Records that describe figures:
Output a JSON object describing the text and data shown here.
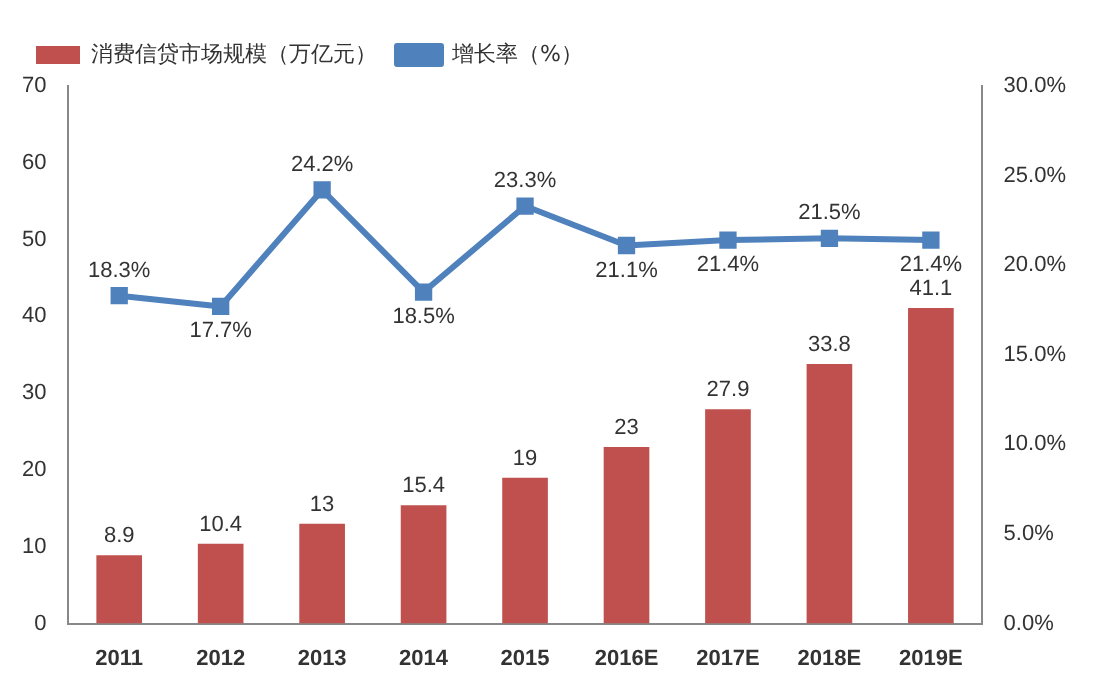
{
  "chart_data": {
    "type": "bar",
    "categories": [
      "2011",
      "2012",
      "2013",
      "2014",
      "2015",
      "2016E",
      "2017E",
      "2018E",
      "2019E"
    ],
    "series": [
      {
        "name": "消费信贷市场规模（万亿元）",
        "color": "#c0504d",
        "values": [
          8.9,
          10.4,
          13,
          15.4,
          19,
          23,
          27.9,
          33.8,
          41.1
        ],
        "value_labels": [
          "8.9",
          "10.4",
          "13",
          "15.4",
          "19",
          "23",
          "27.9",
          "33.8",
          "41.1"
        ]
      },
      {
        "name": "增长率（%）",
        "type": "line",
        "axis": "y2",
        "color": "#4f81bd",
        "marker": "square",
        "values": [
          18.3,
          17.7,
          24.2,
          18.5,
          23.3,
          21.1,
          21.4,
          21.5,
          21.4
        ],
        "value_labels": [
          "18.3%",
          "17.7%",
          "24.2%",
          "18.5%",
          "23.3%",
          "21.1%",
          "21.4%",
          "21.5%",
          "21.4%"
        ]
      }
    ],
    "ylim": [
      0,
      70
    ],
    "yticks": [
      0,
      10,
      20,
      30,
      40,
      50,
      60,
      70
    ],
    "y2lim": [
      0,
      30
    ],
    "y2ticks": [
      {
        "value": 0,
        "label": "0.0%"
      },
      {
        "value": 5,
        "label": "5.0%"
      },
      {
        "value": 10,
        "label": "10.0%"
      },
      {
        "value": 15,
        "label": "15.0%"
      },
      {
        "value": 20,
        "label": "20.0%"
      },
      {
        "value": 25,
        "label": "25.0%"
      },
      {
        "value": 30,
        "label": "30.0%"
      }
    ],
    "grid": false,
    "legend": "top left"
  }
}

YOUR INSTRUCTIONS ::
Reproduce each entry precisely. Leave the pictures out.

EXERCISE RESPONSE ::
Output a JSON object describing the text and data shown here.
{
  "chart_data": {
    "type": "bar",
    "categories": [
      "2011",
      "2012",
      "2013",
      "2014",
      "2015",
      "2016E",
      "2017E",
      "2018E",
      "2019E"
    ],
    "series": [
      {
        "name": "消费信贷市场规模（万亿元）",
        "color": "#c0504d",
        "values": [
          8.9,
          10.4,
          13,
          15.4,
          19,
          23,
          27.9,
          33.8,
          41.1
        ],
        "value_labels": [
          "8.9",
          "10.4",
          "13",
          "15.4",
          "19",
          "23",
          "27.9",
          "33.8",
          "41.1"
        ]
      },
      {
        "name": "增长率（%）",
        "type": "line",
        "axis": "y2",
        "color": "#4f81bd",
        "marker": "square",
        "values": [
          18.3,
          17.7,
          24.2,
          18.5,
          23.3,
          21.1,
          21.4,
          21.5,
          21.4
        ],
        "value_labels": [
          "18.3%",
          "17.7%",
          "24.2%",
          "18.5%",
          "23.3%",
          "21.1%",
          "21.4%",
          "21.5%",
          "21.4%"
        ]
      }
    ],
    "ylim": [
      0,
      70
    ],
    "yticks": [
      0,
      10,
      20,
      30,
      40,
      50,
      60,
      70
    ],
    "y2lim": [
      0,
      30
    ],
    "y2ticks": [
      {
        "value": 0,
        "label": "0.0%"
      },
      {
        "value": 5,
        "label": "5.0%"
      },
      {
        "value": 10,
        "label": "10.0%"
      },
      {
        "value": 15,
        "label": "15.0%"
      },
      {
        "value": 20,
        "label": "20.0%"
      },
      {
        "value": 25,
        "label": "25.0%"
      },
      {
        "value": 30,
        "label": "30.0%"
      }
    ],
    "grid": false,
    "legend": "top left"
  }
}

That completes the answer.